___ Extracted information ___

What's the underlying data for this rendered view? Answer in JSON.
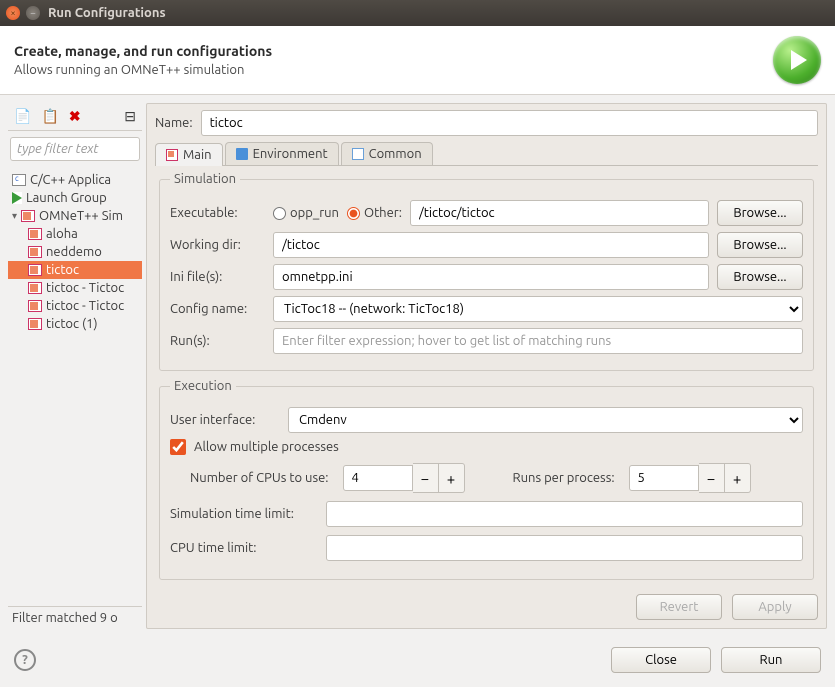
{
  "window": {
    "title": "Run Configurations"
  },
  "header": {
    "title": "Create, manage, and run configurations",
    "subtitle": "Allows running an OMNeT++ simulation"
  },
  "left": {
    "filter_placeholder": "type filter text",
    "items": [
      {
        "label": "C/C++ Applica"
      },
      {
        "label": "Launch Group"
      },
      {
        "label": "OMNeT++ Sim"
      }
    ],
    "children": [
      {
        "label": "aloha"
      },
      {
        "label": "neddemo"
      },
      {
        "label": "tictoc"
      },
      {
        "label": "tictoc - Tictoc"
      },
      {
        "label": "tictoc - Tictoc"
      },
      {
        "label": "tictoc (1)"
      }
    ],
    "status": "Filter matched 9 o"
  },
  "form": {
    "name_label": "Name:",
    "name_value": "tictoc",
    "tabs": {
      "main": "Main",
      "env": "Environment",
      "common": "Common"
    },
    "sim": {
      "legend": "Simulation",
      "exe_label": "Executable:",
      "opp_run": "opp_run",
      "other": "Other:",
      "other_value": "/tictoc/tictoc",
      "browse": "Browse...",
      "wd_label": "Working dir:",
      "wd_value": "/tictoc",
      "ini_label": "Ini file(s):",
      "ini_value": "omnetpp.ini",
      "cfg_label": "Config name:",
      "cfg_value": "TicToc18 -- (network: TicToc18)",
      "runs_label": "Run(s):",
      "runs_placeholder": "Enter filter expression; hover to get list of matching runs"
    },
    "exec": {
      "legend": "Execution",
      "ui_label": "User interface:",
      "ui_value": "Cmdenv",
      "allow": "Allow multiple processes",
      "cpus_label": "Number of CPUs to use:",
      "cpus_value": "4",
      "rpp_label": "Runs per process:",
      "rpp_value": "5",
      "simlim_label": "Simulation time limit:",
      "cpulim_label": "CPU time limit:"
    },
    "revert": "Revert",
    "apply": "Apply"
  },
  "footer": {
    "close": "Close",
    "run": "Run"
  }
}
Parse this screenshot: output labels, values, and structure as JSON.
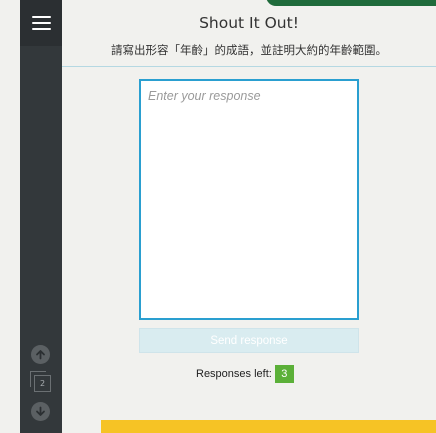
{
  "header": {
    "title": "Shout It Out!",
    "prompt": "請寫出形容「年齡」的成語，並註明大約的年齡範圍。"
  },
  "response": {
    "placeholder": "Enter your response",
    "value": ""
  },
  "send_button": {
    "label": "Send response",
    "enabled": false
  },
  "responses_left": {
    "label": "Responses left:",
    "count": "3"
  },
  "sidebar": {
    "menu_icon": "hamburger-menu-icon",
    "nav_up_icon": "arrow-up-circle-icon",
    "nav_down_icon": "arrow-down-circle-icon",
    "slide_counter": "2"
  },
  "colors": {
    "sidebar": "#2b2f32",
    "accent_border": "#2a9fd0",
    "badge_green": "#5bb038",
    "footer_yellow": "#f6c325",
    "top_tab_green": "#1f6b3b"
  }
}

___

### The problem
Restate every record exactly, please; do not copy the pictures.

### Complete response
What's the underlying data for this rendered view? Answer in JSON.
{
  "window": {
    "title": "Run Configurations"
  },
  "header": {
    "title": "Create, manage, and run configurations",
    "subtitle": "Allows running an OMNeT++ simulation"
  },
  "left": {
    "filter_placeholder": "type filter text",
    "items": [
      {
        "label": "C/C++ Applica"
      },
      {
        "label": "Launch Group"
      },
      {
        "label": "OMNeT++ Sim"
      }
    ],
    "children": [
      {
        "label": "aloha"
      },
      {
        "label": "neddemo"
      },
      {
        "label": "tictoc"
      },
      {
        "label": "tictoc - Tictoc"
      },
      {
        "label": "tictoc - Tictoc"
      },
      {
        "label": "tictoc (1)"
      }
    ],
    "status": "Filter matched 9 o"
  },
  "form": {
    "name_label": "Name:",
    "name_value": "tictoc",
    "tabs": {
      "main": "Main",
      "env": "Environment",
      "common": "Common"
    },
    "sim": {
      "legend": "Simulation",
      "exe_label": "Executable:",
      "opp_run": "opp_run",
      "other": "Other:",
      "other_value": "/tictoc/tictoc",
      "browse": "Browse...",
      "wd_label": "Working dir:",
      "wd_value": "/tictoc",
      "ini_label": "Ini file(s):",
      "ini_value": "omnetpp.ini",
      "cfg_label": "Config name:",
      "cfg_value": "TicToc18 -- (network: TicToc18)",
      "runs_label": "Run(s):",
      "runs_placeholder": "Enter filter expression; hover to get list of matching runs"
    },
    "exec": {
      "legend": "Execution",
      "ui_label": "User interface:",
      "ui_value": "Cmdenv",
      "allow": "Allow multiple processes",
      "cpus_label": "Number of CPUs to use:",
      "cpus_value": "4",
      "rpp_label": "Runs per process:",
      "rpp_value": "5",
      "simlim_label": "Simulation time limit:",
      "cpulim_label": "CPU time limit:"
    },
    "revert": "Revert",
    "apply": "Apply"
  },
  "footer": {
    "close": "Close",
    "run": "Run"
  }
}
Parse this screenshot: output labels, values, and structure as JSON.
{
  "header": {
    "title": "Shout It Out!",
    "prompt": "請寫出形容「年齡」的成語，並註明大約的年齡範圍。"
  },
  "response": {
    "placeholder": "Enter your response",
    "value": ""
  },
  "send_button": {
    "label": "Send response",
    "enabled": false
  },
  "responses_left": {
    "label": "Responses left:",
    "count": "3"
  },
  "sidebar": {
    "menu_icon": "hamburger-menu-icon",
    "nav_up_icon": "arrow-up-circle-icon",
    "nav_down_icon": "arrow-down-circle-icon",
    "slide_counter": "2"
  },
  "colors": {
    "sidebar": "#2b2f32",
    "accent_border": "#2a9fd0",
    "badge_green": "#5bb038",
    "footer_yellow": "#f6c325",
    "top_tab_green": "#1f6b3b"
  }
}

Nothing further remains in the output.